Dataset entries
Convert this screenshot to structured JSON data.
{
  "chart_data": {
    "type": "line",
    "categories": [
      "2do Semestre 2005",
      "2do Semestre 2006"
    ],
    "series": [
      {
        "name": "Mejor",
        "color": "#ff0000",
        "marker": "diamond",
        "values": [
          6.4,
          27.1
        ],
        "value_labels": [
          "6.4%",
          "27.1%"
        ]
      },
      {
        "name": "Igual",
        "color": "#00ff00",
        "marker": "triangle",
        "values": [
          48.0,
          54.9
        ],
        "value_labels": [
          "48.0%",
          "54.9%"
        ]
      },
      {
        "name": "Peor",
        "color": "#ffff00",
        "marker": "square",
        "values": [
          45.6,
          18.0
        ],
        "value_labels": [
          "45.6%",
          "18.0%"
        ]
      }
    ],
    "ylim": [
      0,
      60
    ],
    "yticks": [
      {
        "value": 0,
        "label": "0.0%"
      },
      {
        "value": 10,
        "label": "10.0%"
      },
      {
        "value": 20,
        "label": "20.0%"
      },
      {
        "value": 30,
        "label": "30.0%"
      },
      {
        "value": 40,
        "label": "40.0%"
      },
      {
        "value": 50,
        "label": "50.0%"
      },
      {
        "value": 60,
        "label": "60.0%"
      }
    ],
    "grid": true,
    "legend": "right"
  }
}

- DIRECTIVE: All of the entries above need to be reproduced exactly.

- ANSWER IN FULL:
Convert this screenshot to structured JSON data.
{
  "chart_data": {
    "type": "line",
    "categories": [
      "2do Semestre 2005",
      "2do Semestre 2006"
    ],
    "series": [
      {
        "name": "Mejor",
        "color": "#ff0000",
        "marker": "diamond",
        "values": [
          6.4,
          27.1
        ],
        "value_labels": [
          "6.4%",
          "27.1%"
        ]
      },
      {
        "name": "Igual",
        "color": "#00ff00",
        "marker": "triangle",
        "values": [
          48.0,
          54.9
        ],
        "value_labels": [
          "48.0%",
          "54.9%"
        ]
      },
      {
        "name": "Peor",
        "color": "#ffff00",
        "marker": "square",
        "values": [
          45.6,
          18.0
        ],
        "value_labels": [
          "45.6%",
          "18.0%"
        ]
      }
    ],
    "ylim": [
      0,
      60
    ],
    "yticks": [
      {
        "value": 0,
        "label": "0.0%"
      },
      {
        "value": 10,
        "label": "10.0%"
      },
      {
        "value": 20,
        "label": "20.0%"
      },
      {
        "value": 30,
        "label": "30.0%"
      },
      {
        "value": 40,
        "label": "40.0%"
      },
      {
        "value": 50,
        "label": "50.0%"
      },
      {
        "value": 60,
        "label": "60.0%"
      }
    ],
    "grid": true,
    "legend": "right"
  }
}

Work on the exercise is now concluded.